The entries below contain pictures. Retype everything except those pictures, exactly as given.

----------

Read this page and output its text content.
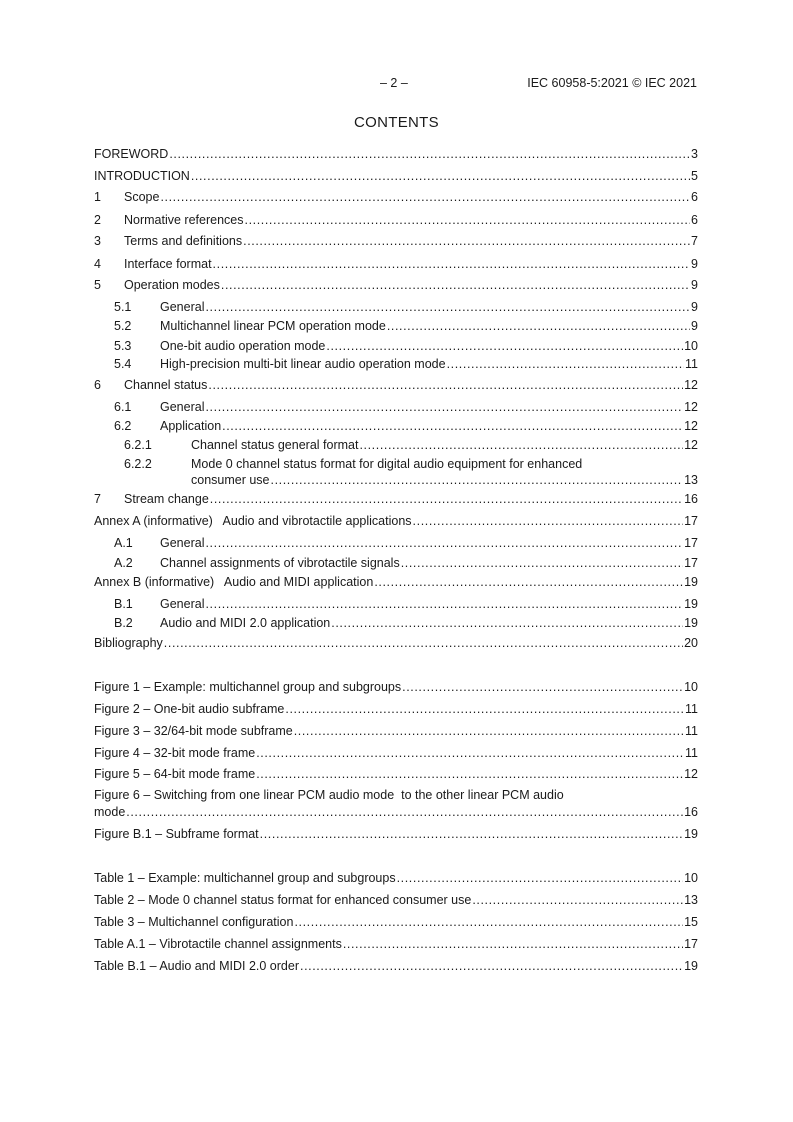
– 2 –	IEC 60958-5:2021 © IEC 2021
CONTENTS
FOREWORD .....	3
INTRODUCTION .....	5
1	Scope .....	6
2	Normative references .....	6
3	Terms and definitions .....	7
4	Interface format .....	9
5	Operation modes .....	9
5.1	General .....	9
5.2	Multichannel linear PCM operation mode .....	9
5.3	One-bit audio operation mode .....	10
5.4	High-precision multi-bit linear audio operation mode .....	11
6	Channel status .....	12
6.1	General .....	12
6.2	Application .....	12
6.2.1	Channel status general format .....	12
6.2.2	Mode 0 channel status format for digital audio equipment for enhanced
consumer use .....	13
7	Stream change .....	16
Annex A (informative)   Audio and vibrotactile applications .....	17
A.1	General .....	17
A.2	Channel assignments of vibrotactile signals .....	17
Annex B (informative)   Audio and MIDI application .....	19
B.1	General .....	19
B.2	Audio and MIDI 2.0 application .....	19
Bibliography .....	20
Figure 1 – Example: multichannel group and subgroups .....	10
Figure 2 – One-bit audio subframe .....	11
Figure 3 – 32/64-bit mode subframe .....	11
Figure 4 – 32-bit mode frame .....	11
Figure 5 – 64-bit mode frame .....	12
Figure 6 – Switching from one linear PCM audio mode  to the other linear PCM audio
mode .....	16
Figure B.1 – Subframe format .....	19
Table 1 – Example: multichannel group and subgroups .....	10
Table 2 – Mode 0 channel status format for enhanced consumer use .....	13
Table 3 – Multichannel configuration .....	15
Table A.1 – Vibrotactile channel assignments .....	17
Table B.1 – Audio and MIDI 2.0 order .....	19
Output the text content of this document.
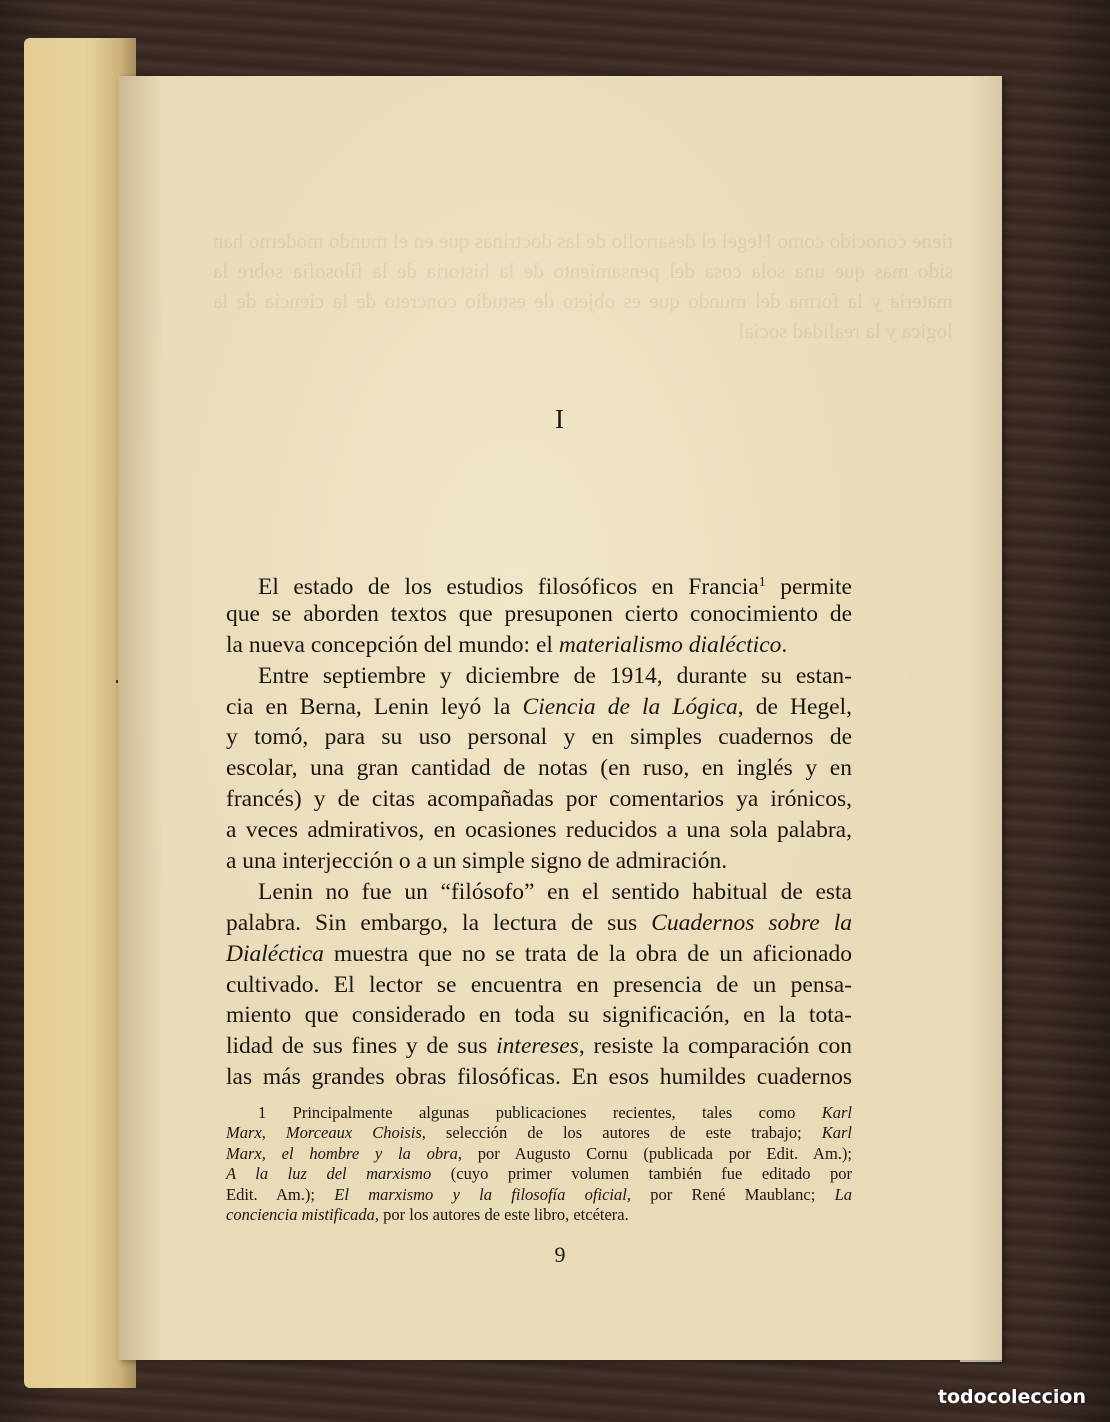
tiene conocido como Hegel el desarrollo de las doctrinas que en el mundo moderno han sido mas que una sola cosa del pensamiento de la historia de la filosofia sobre la materia y la forma del mundo que es objeto de estudio concreto de la ciencia de la logica y la realidad social
I
El estado de los estudios filosóficos en Francia$^1$ permite
que se aborden textos que presuponen cierto conocimiento de
la nueva concepción del mundo: el materialismo dialéctico.
Entre septiembre y diciembre de 1914, durante su estan-
cia en Berna, Lenin leyó la Ciencia de la Lógica, de Hegel,
y tomó, para su uso personal y en simples cuadernos de
escolar, una gran cantidad de notas (en ruso, en inglés y en
francés) y de citas acompañadas por comentarios ya irónicos,
a veces admirativos, en ocasiones reducidos a una sola palabra,
a una interjección o a un simple signo de admiración.
Lenin no fue un “filósofo” en el sentido habitual de esta
palabra. Sin embargo, la lectura de sus Cuadernos sobre la
Dialéctica muestra que no se trata de la obra de un aficionado
cultivado. El lector se encuentra en presencia de un pensa-
miento que considerado en toda su significación, en la tota-
lidad de sus fines y de sus intereses, resiste la comparación con
las más grandes obras filosóficas. En esos humildes cuadernos
1 Principalmente algunas publicaciones recientes, tales como Karl
Marx, Morceaux Choisis, selección de los autores de este trabajo; Karl
Marx, el hombre y la obra, por Augusto Cornu (publicada por Edit. Am.);
A la luz del marxismo (cuyo primer volumen también fue editado por
Edit. Am.); El marxismo y la filosofía oficial, por René Maublanc; La
conciencia mistificada, por los autores de este libro, etcétera.
9
todocoleccion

----------

**Worked answer**.
Read this page and output its text content.
– 2 –	IEC 60958-5:2021 © IEC 2021
CONTENTS
FOREWORD .....	3
INTRODUCTION .....	5
1	Scope .....	6
2	Normative references .....	6
3	Terms and definitions .....	7
4	Interface format .....	9
5	Operation modes .....	9
5.1	General .....	9
5.2	Multichannel linear PCM operation mode .....	9
5.3	One-bit audio operation mode .....	10
5.4	High-precision multi-bit linear audio operation mode .....	11
6	Channel status .....	12
6.1	General .....	12
6.2	Application .....	12
6.2.1	Channel status general format .....	12
6.2.2	Mode 0 channel status format for digital audio equipment for enhanced
consumer use .....	13
7	Stream change .....	16
Annex A (informative)   Audio and vibrotactile applications .....	17
A.1	General .....	17
A.2	Channel assignments of vibrotactile signals .....	17
Annex B (informative)   Audio and MIDI application .....	19
B.1	General .....	19
B.2	Audio and MIDI 2.0 application .....	19
Bibliography .....	20
Figure 1 – Example: multichannel group and subgroups .....	10
Figure 2 – One-bit audio subframe .....	11
Figure 3 – 32/64-bit mode subframe .....	11
Figure 4 – 32-bit mode frame .....	11
Figure 5 – 64-bit mode frame .....	12
Figure 6 – Switching from one linear PCM audio mode  to the other linear PCM audio
mode .....	16
Figure B.1 – Subframe format .....	19
Table 1 – Example: multichannel group and subgroups .....	10
Table 2 – Mode 0 channel status format for enhanced consumer use .....	13
Table 3 – Multichannel configuration .....	15
Table A.1 – Vibrotactile channel assignments .....	17
Table B.1 – Audio and MIDI 2.0 order .....	19
Output the text content of this document.
tiene conocido como Hegel el desarrollo de las doctrinas que en el mundo moderno han sido mas que una sola cosa del pensamiento de la historia de la filosofia sobre la materia y la forma del mundo que es objeto de estudio concreto de la ciencia de la logica y la realidad social
I
El estado de los estudios filosóficos en Francia$^1$ permite
que se aborden textos que presuponen cierto conocimiento de
la nueva concepción del mundo: el materialismo dialéctico.
Entre septiembre y diciembre de 1914, durante su estan-
cia en Berna, Lenin leyó la Ciencia de la Lógica, de Hegel,
y tomó, para su uso personal y en simples cuadernos de
escolar, una gran cantidad de notas (en ruso, en inglés y en
francés) y de citas acompañadas por comentarios ya irónicos,
a veces admirativos, en ocasiones reducidos a una sola palabra,
a una interjección o a un simple signo de admiración.
Lenin no fue un “filósofo” en el sentido habitual de esta
palabra. Sin embargo, la lectura de sus Cuadernos sobre la
Dialéctica muestra que no se trata de la obra de un aficionado
cultivado. El lector se encuentra en presencia de un pensa-
miento que considerado en toda su significación, en la tota-
lidad de sus fines y de sus intereses, resiste la comparación con
las más grandes obras filosóficas. En esos humildes cuadernos
1 Principalmente algunas publicaciones recientes, tales como Karl
Marx, Morceaux Choisis, selección de los autores de este trabajo; Karl
Marx, el hombre y la obra, por Augusto Cornu (publicada por Edit. Am.);
A la luz del marxismo (cuyo primer volumen también fue editado por
Edit. Am.); El marxismo y la filosofía oficial, por René Maublanc; La
conciencia mistificada, por los autores de este libro, etcétera.
9
todocoleccion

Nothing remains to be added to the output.